Write out the material exactly, without any of its pictures.

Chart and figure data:
==================================================

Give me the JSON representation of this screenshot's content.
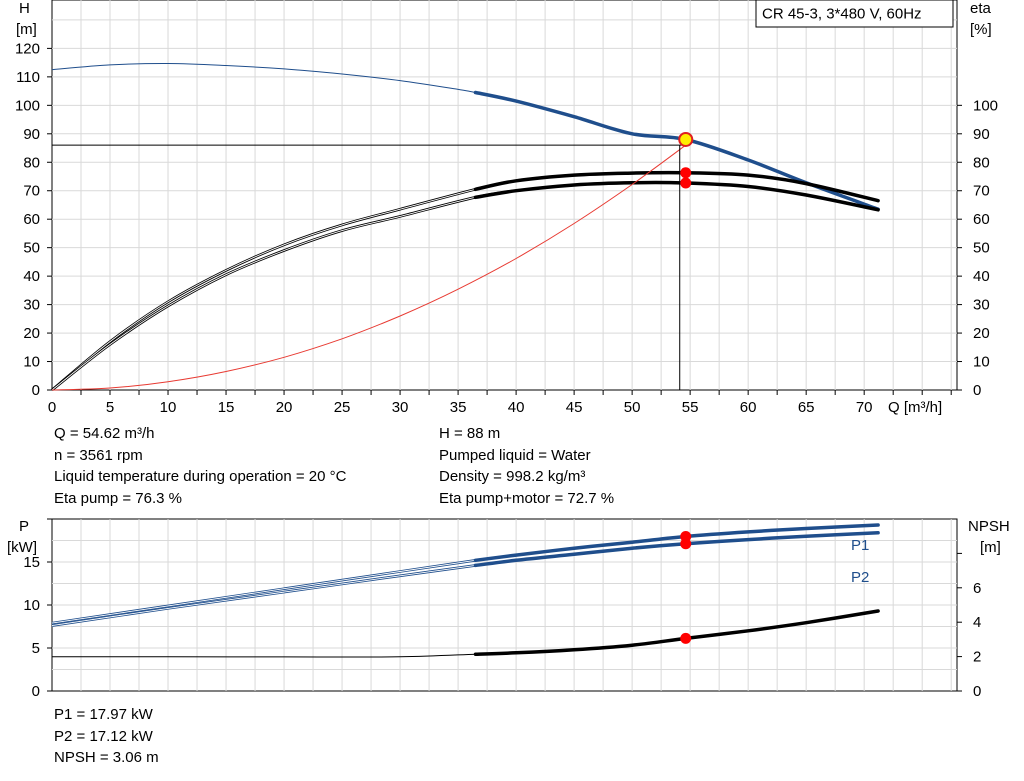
{
  "chart_data": [
    {
      "type": "line",
      "title": "CR 45-3, 3*480 V, 60Hz",
      "xlabel": "Q [m³/h]",
      "ylabel_left": [
        "H",
        "[m]"
      ],
      "ylabel_right": [
        "eta",
        "[%]"
      ],
      "xlim": [
        0,
        78
      ],
      "ylim": [
        0,
        137
      ],
      "x_ticks": [
        "0",
        "5",
        "10",
        "15",
        "20",
        "25",
        "30",
        "35",
        "40",
        "45",
        "50",
        "55",
        "60",
        "65",
        "70"
      ],
      "y_ticks_left": [
        "0",
        "10",
        "20",
        "30",
        "40",
        "50",
        "60",
        "70",
        "80",
        "90",
        "100",
        "110",
        "120"
      ],
      "y_ticks_right": [
        "0",
        "10",
        "20",
        "30",
        "40",
        "50",
        "60",
        "70",
        "80",
        "90",
        "100"
      ],
      "grid": true,
      "series": [
        {
          "key": "head",
          "color": "#1f4e8c",
          "x": [
            0,
            5,
            10,
            15,
            20,
            25,
            30,
            35,
            36.5,
            40,
            45,
            50,
            54.62,
            60,
            65,
            71.2
          ],
          "y": [
            112.5,
            114.2,
            114.7,
            114.0,
            112.8,
            111.0,
            108.7,
            105.6,
            104.5,
            101.5,
            96.0,
            90.0,
            88.0,
            80.8,
            72.8,
            63.5
          ],
          "valid_from": 36.5
        },
        {
          "key": "eta_pump",
          "color": "#000000",
          "x": [
            0,
            5,
            10,
            15,
            20,
            25,
            30,
            36.5,
            40,
            45,
            50,
            54.62,
            60,
            65,
            71.2
          ],
          "y": [
            0,
            17,
            31,
            42,
            51,
            58,
            63.5,
            70.5,
            73.5,
            75.5,
            76.2,
            76.3,
            75.5,
            72.5,
            66.5
          ],
          "valid_from": 36.5
        },
        {
          "key": "eta_pump_motor",
          "color": "#000000",
          "x": [
            0,
            5,
            10,
            15,
            20,
            25,
            30,
            36.5,
            40,
            45,
            50,
            54.62,
            60,
            65,
            71.2
          ],
          "y": [
            0,
            16,
            29.5,
            40.5,
            49,
            56,
            61,
            67.7,
            70,
            72,
            72.8,
            72.7,
            71.5,
            68.5,
            63.3
          ],
          "valid_from": 36.5
        },
        {
          "key": "system_curve",
          "color": "#e83a32",
          "x": [
            0,
            5,
            10,
            15,
            20,
            25,
            30,
            35,
            40,
            45,
            50,
            54.62
          ],
          "y": [
            0,
            0.72,
            2.9,
            6.5,
            11.5,
            18.0,
            26.0,
            35.4,
            46.2,
            58.5,
            72.2,
            86.0
          ]
        }
      ],
      "operating_point": {
        "x": 54.62,
        "head": 88,
        "eta_pump": 76.3,
        "eta_pump_motor": 72.7,
        "crosshair_head": 86
      }
    },
    {
      "type": "line",
      "ylabel_left": [
        "P",
        "[kW]"
      ],
      "ylabel_right": [
        "NPSH",
        "[m]"
      ],
      "xlim": [
        0,
        78
      ],
      "ylim": [
        0,
        20
      ],
      "y_ticks_left": [
        "0",
        "5",
        "10",
        "15"
      ],
      "y_ticks_right": [
        "0",
        "2",
        "4",
        "6"
      ],
      "grid": true,
      "series": [
        {
          "key": "P1",
          "name": "P1",
          "color": "#1f4e8c",
          "x": [
            0,
            10,
            20,
            30,
            36.5,
            40,
            45,
            50,
            54.62,
            60,
            65,
            71.2
          ],
          "y": [
            7.9,
            9.9,
            11.9,
            13.9,
            15.2,
            15.8,
            16.6,
            17.3,
            17.97,
            18.5,
            18.9,
            19.3
          ],
          "valid_from": 36.5
        },
        {
          "key": "P2",
          "name": "P2",
          "color": "#1f4e8c",
          "x": [
            0,
            10,
            20,
            30,
            36.5,
            40,
            45,
            50,
            54.62,
            60,
            65,
            71.2
          ],
          "y": [
            7.6,
            9.6,
            11.5,
            13.4,
            14.6,
            15.2,
            15.9,
            16.6,
            17.12,
            17.6,
            18.0,
            18.4
          ],
          "valid_from": 36.5
        },
        {
          "key": "NPSH",
          "color": "#000000",
          "axis": "right",
          "x": [
            0,
            10,
            20,
            30,
            36.5,
            40,
            45,
            50,
            54.62,
            60,
            65,
            71.2
          ],
          "y": [
            1.99,
            1.99,
            1.98,
            1.99,
            2.14,
            2.22,
            2.4,
            2.66,
            3.06,
            3.5,
            3.97,
            4.65
          ],
          "valid_from": 36.5
        }
      ],
      "operating_point": {
        "x": 54.62,
        "P1": 17.97,
        "P2": 17.12,
        "NPSH": 3.06
      }
    }
  ],
  "info_top": {
    "q": "Q = 54.62 m³/h",
    "n": "n = 3561 rpm",
    "temp": "Liquid temperature during operation = 20 °C",
    "eta_pump": "Eta pump = 76.3 %",
    "h": "H = 88 m",
    "liquid": "Pumped liquid = Water",
    "density": "Density = 998.2 kg/m³",
    "eta_pm": "Eta pump+motor = 72.7 %"
  },
  "info_bottom": {
    "p1": "P1 = 17.97 kW",
    "p2": "P2 = 17.12 kW",
    "npsh": "NPSH = 3.06 m"
  }
}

==================================================

# ANSWER BELOW:
Give me the JSON representation of this screenshot's content.
{
  "chart_data": [
    {
      "type": "line",
      "title": "CR 45-3, 3*480 V, 60Hz",
      "xlabel": "Q [m³/h]",
      "ylabel_left": [
        "H",
        "[m]"
      ],
      "ylabel_right": [
        "eta",
        "[%]"
      ],
      "xlim": [
        0,
        78
      ],
      "ylim": [
        0,
        137
      ],
      "x_ticks": [
        "0",
        "5",
        "10",
        "15",
        "20",
        "25",
        "30",
        "35",
        "40",
        "45",
        "50",
        "55",
        "60",
        "65",
        "70"
      ],
      "y_ticks_left": [
        "0",
        "10",
        "20",
        "30",
        "40",
        "50",
        "60",
        "70",
        "80",
        "90",
        "100",
        "110",
        "120"
      ],
      "y_ticks_right": [
        "0",
        "10",
        "20",
        "30",
        "40",
        "50",
        "60",
        "70",
        "80",
        "90",
        "100"
      ],
      "grid": true,
      "series": [
        {
          "key": "head",
          "color": "#1f4e8c",
          "x": [
            0,
            5,
            10,
            15,
            20,
            25,
            30,
            35,
            36.5,
            40,
            45,
            50,
            54.62,
            60,
            65,
            71.2
          ],
          "y": [
            112.5,
            114.2,
            114.7,
            114.0,
            112.8,
            111.0,
            108.7,
            105.6,
            104.5,
            101.5,
            96.0,
            90.0,
            88.0,
            80.8,
            72.8,
            63.5
          ],
          "valid_from": 36.5
        },
        {
          "key": "eta_pump",
          "color": "#000000",
          "x": [
            0,
            5,
            10,
            15,
            20,
            25,
            30,
            36.5,
            40,
            45,
            50,
            54.62,
            60,
            65,
            71.2
          ],
          "y": [
            0,
            17,
            31,
            42,
            51,
            58,
            63.5,
            70.5,
            73.5,
            75.5,
            76.2,
            76.3,
            75.5,
            72.5,
            66.5
          ],
          "valid_from": 36.5
        },
        {
          "key": "eta_pump_motor",
          "color": "#000000",
          "x": [
            0,
            5,
            10,
            15,
            20,
            25,
            30,
            36.5,
            40,
            45,
            50,
            54.62,
            60,
            65,
            71.2
          ],
          "y": [
            0,
            16,
            29.5,
            40.5,
            49,
            56,
            61,
            67.7,
            70,
            72,
            72.8,
            72.7,
            71.5,
            68.5,
            63.3
          ],
          "valid_from": 36.5
        },
        {
          "key": "system_curve",
          "color": "#e83a32",
          "x": [
            0,
            5,
            10,
            15,
            20,
            25,
            30,
            35,
            40,
            45,
            50,
            54.62
          ],
          "y": [
            0,
            0.72,
            2.9,
            6.5,
            11.5,
            18.0,
            26.0,
            35.4,
            46.2,
            58.5,
            72.2,
            86.0
          ]
        }
      ],
      "operating_point": {
        "x": 54.62,
        "head": 88,
        "eta_pump": 76.3,
        "eta_pump_motor": 72.7,
        "crosshair_head": 86
      }
    },
    {
      "type": "line",
      "ylabel_left": [
        "P",
        "[kW]"
      ],
      "ylabel_right": [
        "NPSH",
        "[m]"
      ],
      "xlim": [
        0,
        78
      ],
      "ylim": [
        0,
        20
      ],
      "y_ticks_left": [
        "0",
        "5",
        "10",
        "15"
      ],
      "y_ticks_right": [
        "0",
        "2",
        "4",
        "6"
      ],
      "grid": true,
      "series": [
        {
          "key": "P1",
          "name": "P1",
          "color": "#1f4e8c",
          "x": [
            0,
            10,
            20,
            30,
            36.5,
            40,
            45,
            50,
            54.62,
            60,
            65,
            71.2
          ],
          "y": [
            7.9,
            9.9,
            11.9,
            13.9,
            15.2,
            15.8,
            16.6,
            17.3,
            17.97,
            18.5,
            18.9,
            19.3
          ],
          "valid_from": 36.5
        },
        {
          "key": "P2",
          "name": "P2",
          "color": "#1f4e8c",
          "x": [
            0,
            10,
            20,
            30,
            36.5,
            40,
            45,
            50,
            54.62,
            60,
            65,
            71.2
          ],
          "y": [
            7.6,
            9.6,
            11.5,
            13.4,
            14.6,
            15.2,
            15.9,
            16.6,
            17.12,
            17.6,
            18.0,
            18.4
          ],
          "valid_from": 36.5
        },
        {
          "key": "NPSH",
          "color": "#000000",
          "axis": "right",
          "x": [
            0,
            10,
            20,
            30,
            36.5,
            40,
            45,
            50,
            54.62,
            60,
            65,
            71.2
          ],
          "y": [
            1.99,
            1.99,
            1.98,
            1.99,
            2.14,
            2.22,
            2.4,
            2.66,
            3.06,
            3.5,
            3.97,
            4.65
          ],
          "valid_from": 36.5
        }
      ],
      "operating_point": {
        "x": 54.62,
        "P1": 17.97,
        "P2": 17.12,
        "NPSH": 3.06
      }
    }
  ],
  "info_top": {
    "q": "Q = 54.62 m³/h",
    "n": "n = 3561 rpm",
    "temp": "Liquid temperature during operation = 20 °C",
    "eta_pump": "Eta pump = 76.3 %",
    "h": "H = 88 m",
    "liquid": "Pumped liquid = Water",
    "density": "Density = 998.2 kg/m³",
    "eta_pm": "Eta pump+motor = 72.7 %"
  },
  "info_bottom": {
    "p1": "P1 = 17.97 kW",
    "p2": "P2 = 17.12 kW",
    "npsh": "NPSH = 3.06 m"
  }
}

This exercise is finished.